- [Alıştırma amacı]: Metropolis hakkındaki metinden, "Tüm bu sembolik" ile başlayıp "dayalı eğilimden kaynaklanır." sözlerine kadar süren kısmı lütfen hiç değiştirmeden çıkarın.

━━━ Metin bölümü

Tüm bu sembolik anlatıyı takiben robot Maria'nın bir cadı olarak adlandırılması, neticesinde katedralin önünde yakılması, Rotwang'in aynı katedralden aşağı düşerek can vermesi, akabinde Freder'in Grot ve Joh'a aracılık edişiyle katedralin girişinde bir barışın sağlanması tüm kötücül yaklaşımların Tanrı nezdinde yok olması ifadesini pekiştirir niteliktedir. Bu durum, Alman Dışavurumcu sinemasının, kötücül olanın önünde sonunda bertaraf edileceği inancına dayalı eğilimden kaynaklanır.

(26)

Sonuç olarak Nosferatu'ya kıyasla kısıtlı bir okumaya imkan veren Metropolis, erken dönem Dışavurumcu örneklerden aldığı anlatı geleneğini kendi söylemini yaratmak adına başarılı bir şekilde kullanır. Elbette filmin büyük bir başarıya ulaşması yalnızca sahip olduğu sembolik anlatı tarzıyla ilişkili değildir, aynı zamanda mimarlık eğitimi almış olan Fritz Lang'in set üzerinde yarattığı ve halen daha zamanın ötesinde görülen fütüristik kent tasarımıyla, bu tasarımı hikaye içerisinde işlevsel bir şekilde kullanımıyla doğrudan bağlantılıdır. Dolayısıyla kendi anlatısını desteklemek için mizanseni baştan yaratmak gerektiğine inanan Lang'in Metropolis'i Alman Dışavurumcu sinemasının son örneği olarak sinema tarihi içerisinde yerini almış olur.

━━━━━━
━━━ Sağlanan veriler

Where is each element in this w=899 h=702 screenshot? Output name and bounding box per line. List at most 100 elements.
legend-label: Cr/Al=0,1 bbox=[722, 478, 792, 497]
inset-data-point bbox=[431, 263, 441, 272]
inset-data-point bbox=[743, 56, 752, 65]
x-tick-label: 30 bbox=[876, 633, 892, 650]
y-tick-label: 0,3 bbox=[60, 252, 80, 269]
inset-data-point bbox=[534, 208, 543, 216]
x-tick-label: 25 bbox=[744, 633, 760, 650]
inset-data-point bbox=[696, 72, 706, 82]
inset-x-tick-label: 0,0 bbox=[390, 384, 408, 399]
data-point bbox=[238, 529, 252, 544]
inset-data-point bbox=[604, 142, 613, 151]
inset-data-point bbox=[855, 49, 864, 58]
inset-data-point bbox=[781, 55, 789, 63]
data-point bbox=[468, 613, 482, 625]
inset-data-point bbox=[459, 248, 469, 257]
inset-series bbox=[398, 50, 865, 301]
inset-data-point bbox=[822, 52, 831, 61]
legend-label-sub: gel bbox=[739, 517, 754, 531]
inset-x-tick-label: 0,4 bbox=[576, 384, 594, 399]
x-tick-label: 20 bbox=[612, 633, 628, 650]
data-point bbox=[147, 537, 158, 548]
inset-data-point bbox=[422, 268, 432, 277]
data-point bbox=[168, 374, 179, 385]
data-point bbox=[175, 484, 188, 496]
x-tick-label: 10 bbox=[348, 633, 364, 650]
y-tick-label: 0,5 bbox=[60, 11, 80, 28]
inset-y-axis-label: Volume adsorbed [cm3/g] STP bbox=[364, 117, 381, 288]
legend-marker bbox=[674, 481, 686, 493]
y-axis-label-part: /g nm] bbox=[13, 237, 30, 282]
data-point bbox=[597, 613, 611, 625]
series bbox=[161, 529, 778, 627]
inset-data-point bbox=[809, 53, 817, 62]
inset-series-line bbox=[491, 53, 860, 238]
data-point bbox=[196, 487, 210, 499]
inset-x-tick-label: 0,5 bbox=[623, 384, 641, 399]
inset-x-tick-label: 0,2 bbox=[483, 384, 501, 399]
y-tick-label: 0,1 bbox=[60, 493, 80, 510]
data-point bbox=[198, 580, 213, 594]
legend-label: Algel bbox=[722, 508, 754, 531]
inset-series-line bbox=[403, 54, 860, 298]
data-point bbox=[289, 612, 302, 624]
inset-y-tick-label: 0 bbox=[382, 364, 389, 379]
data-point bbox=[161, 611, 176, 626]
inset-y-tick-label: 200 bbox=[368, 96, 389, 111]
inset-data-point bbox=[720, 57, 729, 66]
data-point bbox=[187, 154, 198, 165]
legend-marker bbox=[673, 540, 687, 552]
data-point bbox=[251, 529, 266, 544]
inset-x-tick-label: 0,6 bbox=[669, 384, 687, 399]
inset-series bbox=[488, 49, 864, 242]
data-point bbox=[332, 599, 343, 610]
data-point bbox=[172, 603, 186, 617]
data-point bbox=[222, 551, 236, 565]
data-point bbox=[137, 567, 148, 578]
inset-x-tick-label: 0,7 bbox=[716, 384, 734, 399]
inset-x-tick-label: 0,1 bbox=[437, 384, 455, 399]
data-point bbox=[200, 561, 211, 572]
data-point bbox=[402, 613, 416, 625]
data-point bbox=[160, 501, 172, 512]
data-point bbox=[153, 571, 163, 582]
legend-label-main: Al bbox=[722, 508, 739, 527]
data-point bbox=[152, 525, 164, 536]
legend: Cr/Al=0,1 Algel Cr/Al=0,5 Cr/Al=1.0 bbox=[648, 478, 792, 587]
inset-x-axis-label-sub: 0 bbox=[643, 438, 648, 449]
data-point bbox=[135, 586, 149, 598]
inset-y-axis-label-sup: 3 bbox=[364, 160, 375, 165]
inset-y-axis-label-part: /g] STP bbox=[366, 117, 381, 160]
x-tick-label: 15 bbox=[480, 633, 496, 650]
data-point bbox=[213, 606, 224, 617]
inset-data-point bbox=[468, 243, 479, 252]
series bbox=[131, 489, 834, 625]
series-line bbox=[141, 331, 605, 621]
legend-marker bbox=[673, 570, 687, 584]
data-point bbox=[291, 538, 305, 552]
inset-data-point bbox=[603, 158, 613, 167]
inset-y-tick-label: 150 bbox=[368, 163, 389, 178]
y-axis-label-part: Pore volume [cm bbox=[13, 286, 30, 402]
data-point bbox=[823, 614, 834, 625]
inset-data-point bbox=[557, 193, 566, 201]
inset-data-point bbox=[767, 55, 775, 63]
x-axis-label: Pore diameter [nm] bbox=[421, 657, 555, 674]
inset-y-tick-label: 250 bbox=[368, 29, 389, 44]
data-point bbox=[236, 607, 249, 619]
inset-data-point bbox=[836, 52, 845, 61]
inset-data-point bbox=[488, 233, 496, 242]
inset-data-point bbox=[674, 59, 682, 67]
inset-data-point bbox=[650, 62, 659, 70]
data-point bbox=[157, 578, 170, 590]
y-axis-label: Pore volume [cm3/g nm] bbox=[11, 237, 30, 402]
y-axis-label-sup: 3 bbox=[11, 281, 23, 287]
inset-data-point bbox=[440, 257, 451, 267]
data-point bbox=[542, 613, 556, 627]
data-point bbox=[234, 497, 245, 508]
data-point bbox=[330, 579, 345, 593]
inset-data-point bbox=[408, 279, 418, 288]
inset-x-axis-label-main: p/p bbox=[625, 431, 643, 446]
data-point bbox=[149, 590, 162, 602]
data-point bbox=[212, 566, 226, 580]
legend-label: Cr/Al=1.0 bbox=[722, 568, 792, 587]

━━━━━━

- [Göreve yanıt]:
Tüm bu sembolik anlatıyı takiben robot Maria'nın bir cadı olarak adlandırılması, neticesinde katedralin önünde yakılması, Rotwang'in aynı katedralden aşağı düşerek can vermesi, akabinde Freder'in Grot ve Joh'a aracılık edişiyle katedralin girişinde bir barışın sağlanması tüm kötücül yaklaşımların Tanrı nezdinde yok olması ifadesini pekiştirir niteliktedir. Bu durum, Alman Dışavurumcu sinemasının, kötücül olanın önünde sonunda bertaraf edileceği inancına dayalı eğilimden kaynaklanır.